### WORK TO COMPLETE
Write out each record again exactly as it stands.

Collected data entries

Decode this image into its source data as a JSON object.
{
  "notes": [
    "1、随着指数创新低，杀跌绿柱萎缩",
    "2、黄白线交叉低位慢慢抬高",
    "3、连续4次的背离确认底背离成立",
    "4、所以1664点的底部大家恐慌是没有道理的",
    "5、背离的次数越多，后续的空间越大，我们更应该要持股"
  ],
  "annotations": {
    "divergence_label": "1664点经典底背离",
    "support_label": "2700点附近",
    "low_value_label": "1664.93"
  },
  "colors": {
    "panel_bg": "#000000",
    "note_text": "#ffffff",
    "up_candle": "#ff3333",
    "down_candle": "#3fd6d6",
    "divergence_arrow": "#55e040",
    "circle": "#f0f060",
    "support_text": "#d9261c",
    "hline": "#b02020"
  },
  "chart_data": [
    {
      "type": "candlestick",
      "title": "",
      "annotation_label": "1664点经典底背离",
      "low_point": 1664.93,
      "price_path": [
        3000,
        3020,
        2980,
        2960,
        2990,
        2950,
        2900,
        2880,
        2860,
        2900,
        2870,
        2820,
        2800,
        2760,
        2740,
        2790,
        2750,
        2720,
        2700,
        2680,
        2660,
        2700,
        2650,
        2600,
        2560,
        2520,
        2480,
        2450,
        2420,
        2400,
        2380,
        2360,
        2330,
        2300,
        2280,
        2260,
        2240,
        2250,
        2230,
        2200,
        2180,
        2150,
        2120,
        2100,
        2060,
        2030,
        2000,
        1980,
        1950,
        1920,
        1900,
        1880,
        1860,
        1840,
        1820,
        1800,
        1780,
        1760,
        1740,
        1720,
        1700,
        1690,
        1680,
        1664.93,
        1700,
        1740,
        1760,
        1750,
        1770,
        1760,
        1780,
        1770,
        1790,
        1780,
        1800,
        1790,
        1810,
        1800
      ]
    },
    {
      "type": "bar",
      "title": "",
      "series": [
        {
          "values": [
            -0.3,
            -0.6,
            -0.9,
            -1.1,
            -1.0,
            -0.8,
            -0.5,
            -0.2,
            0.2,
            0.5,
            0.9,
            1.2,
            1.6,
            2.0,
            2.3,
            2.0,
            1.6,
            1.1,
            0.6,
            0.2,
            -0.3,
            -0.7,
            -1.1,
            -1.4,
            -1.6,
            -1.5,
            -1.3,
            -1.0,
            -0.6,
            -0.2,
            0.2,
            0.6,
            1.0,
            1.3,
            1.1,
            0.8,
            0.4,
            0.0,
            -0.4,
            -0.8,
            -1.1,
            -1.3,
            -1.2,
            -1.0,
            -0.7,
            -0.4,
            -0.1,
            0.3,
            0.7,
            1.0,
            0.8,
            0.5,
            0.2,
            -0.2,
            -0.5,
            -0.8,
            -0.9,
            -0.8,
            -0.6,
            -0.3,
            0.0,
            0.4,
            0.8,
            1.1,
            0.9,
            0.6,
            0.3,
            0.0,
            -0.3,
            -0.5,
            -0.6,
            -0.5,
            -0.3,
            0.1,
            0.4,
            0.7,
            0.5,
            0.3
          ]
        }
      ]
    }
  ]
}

### ANSWER FOR THIS EXERCISE
Decode this image into its source data as a JSON object.
{
  "notes": [
    "1、随着指数创新低，杀跌绿柱萎缩",
    "2、黄白线交叉低位慢慢抬高",
    "3、连续4次的背离确认底背离成立",
    "4、所以1664点的底部大家恐慌是没有道理的",
    "5、背离的次数越多，后续的空间越大，我们更应该要持股"
  ],
  "annotations": {
    "divergence_label": "1664点经典底背离",
    "support_label": "2700点附近",
    "low_value_label": "1664.93"
  },
  "colors": {
    "panel_bg": "#000000",
    "note_text": "#ffffff",
    "up_candle": "#ff3333",
    "down_candle": "#3fd6d6",
    "divergence_arrow": "#55e040",
    "circle": "#f0f060",
    "support_text": "#d9261c",
    "hline": "#b02020"
  },
  "chart_data": [
    {
      "type": "candlestick",
      "title": "",
      "annotation_label": "1664点经典底背离",
      "low_point": 1664.93,
      "price_path": [
        3000,
        3020,
        2980,
        2960,
        2990,
        2950,
        2900,
        2880,
        2860,
        2900,
        2870,
        2820,
        2800,
        2760,
        2740,
        2790,
        2750,
        2720,
        2700,
        2680,
        2660,
        2700,
        2650,
        2600,
        2560,
        2520,
        2480,
        2450,
        2420,
        2400,
        2380,
        2360,
        2330,
        2300,
        2280,
        2260,
        2240,
        2250,
        2230,
        2200,
        2180,
        2150,
        2120,
        2100,
        2060,
        2030,
        2000,
        1980,
        1950,
        1920,
        1900,
        1880,
        1860,
        1840,
        1820,
        1800,
        1780,
        1760,
        1740,
        1720,
        1700,
        1690,
        1680,
        1664.93,
        1700,
        1740,
        1760,
        1750,
        1770,
        1760,
        1780,
        1770,
        1790,
        1780,
        1800,
        1790,
        1810,
        1800
      ]
    },
    {
      "type": "bar",
      "title": "",
      "series": [
        {
          "values": [
            -0.3,
            -0.6,
            -0.9,
            -1.1,
            -1.0,
            -0.8,
            -0.5,
            -0.2,
            0.2,
            0.5,
            0.9,
            1.2,
            1.6,
            2.0,
            2.3,
            2.0,
            1.6,
            1.1,
            0.6,
            0.2,
            -0.3,
            -0.7,
            -1.1,
            -1.4,
            -1.6,
            -1.5,
            -1.3,
            -1.0,
            -0.6,
            -0.2,
            0.2,
            0.6,
            1.0,
            1.3,
            1.1,
            0.8,
            0.4,
            0.0,
            -0.4,
            -0.8,
            -1.1,
            -1.3,
            -1.2,
            -1.0,
            -0.7,
            -0.4,
            -0.1,
            0.3,
            0.7,
            1.0,
            0.8,
            0.5,
            0.2,
            -0.2,
            -0.5,
            -0.8,
            -0.9,
            -0.8,
            -0.6,
            -0.3,
            0.0,
            0.4,
            0.8,
            1.1,
            0.9,
            0.6,
            0.3,
            0.0,
            -0.3,
            -0.5,
            -0.6,
            -0.5,
            -0.3,
            0.1,
            0.4,
            0.7,
            0.5,
            0.3
          ]
        }
      ]
    }
  ]
}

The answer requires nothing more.